### SHORT TASK
State how many lines of the entries include the string "fabulous", please, leaving out everything but the number.

### DATASET EXCERPTS

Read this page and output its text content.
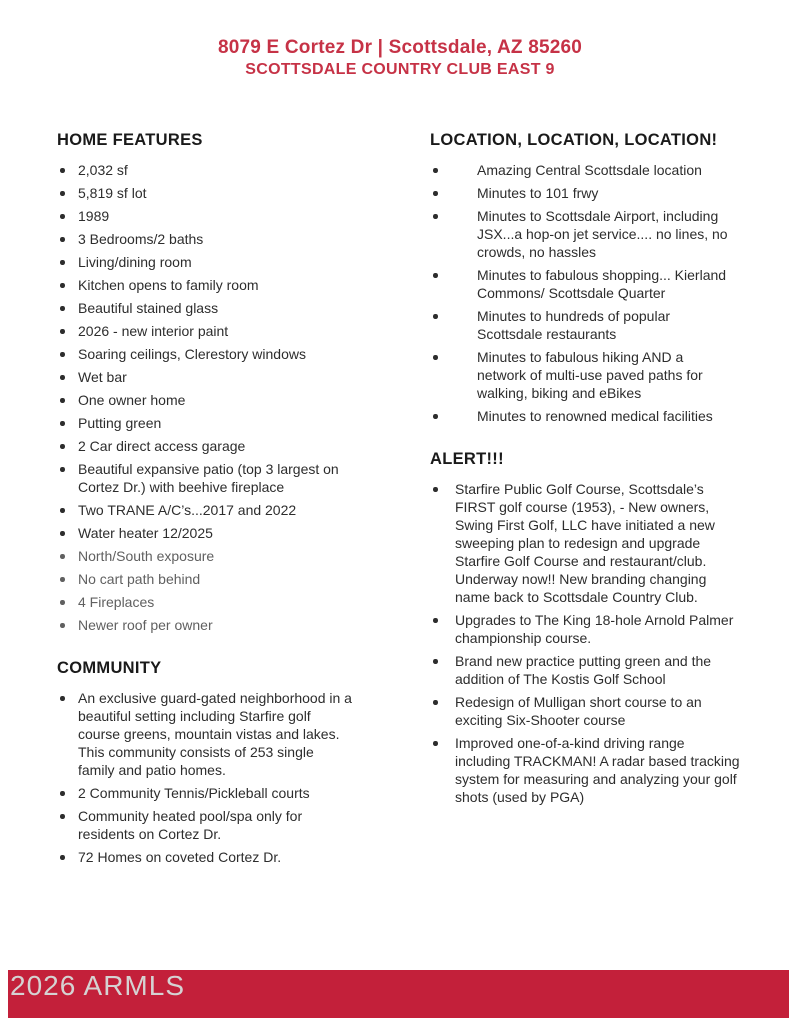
8079 E Cortez Dr | Scottsdale, AZ 85260
SCOTTSDALE COUNTRY CLUB EAST 9
HOME FEATURES
2,032 sf
5,819 sf lot
1989
3 Bedrooms/2 baths
Living/dining room
Kitchen opens to family room
Beautiful stained glass
2026 - new interior paint
Soaring ceilings, Clerestory windows
Wet bar
One owner home
Putting green
2 Car direct access garage
Beautiful expansive patio (top 3 largest on Cortez Dr.) with beehive fireplace
Two TRANE A/C’s...2017 and 2022
Water heater 12/2025
North/South exposure
No cart path behind
4 Fireplaces
Newer roof per owner
COMMUNITY
An exclusive guard-gated neighborhood in a beautiful setting including Starfire golf course greens, mountain vistas and lakes. This community consists of 253 single family and patio homes.
2 Community Tennis/Pickleball courts
Community heated pool/spa only for residents on Cortez Dr.
72 Homes on coveted Cortez Dr.
LOCATION, LOCATION, LOCATION!
Amazing Central Scottsdale location
Minutes to 101 frwy
Minutes to Scottsdale Airport, including JSX...a hop-on jet service.... no lines, no crowds, no hassles
Minutes to fabulous shopping... Kierland Commons/ Scottsdale Quarter
Minutes to hundreds of popular Scottsdale restaurants
Minutes to fabulous hiking AND a network of multi-use paved paths for walking, biking and eBikes
Minutes to renowned medical facilities
ALERT!!!
Starfire Public Golf Course, Scottsdale’s FIRST golf course (1953), - New owners, Swing First Golf, LLC have initiated a new sweeping plan to redesign and upgrade Starfire Golf Course and restaurant/club. Underway now!! New branding changing name back to Scottsdale Country Club.
Upgrades to The King 18-hole Arnold Palmer championship course.
Brand new practice putting green and the addition of The Kostis Golf School
Redesign of Mulligan short course to an exciting Six-Shooter course
Improved one-of-a-kind driving range including TRACKMAN! A radar based tracking system for measuring and analyzing your golf shots (used by PGA)
2026 ARMLS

### EXERCISE OUTPUT
2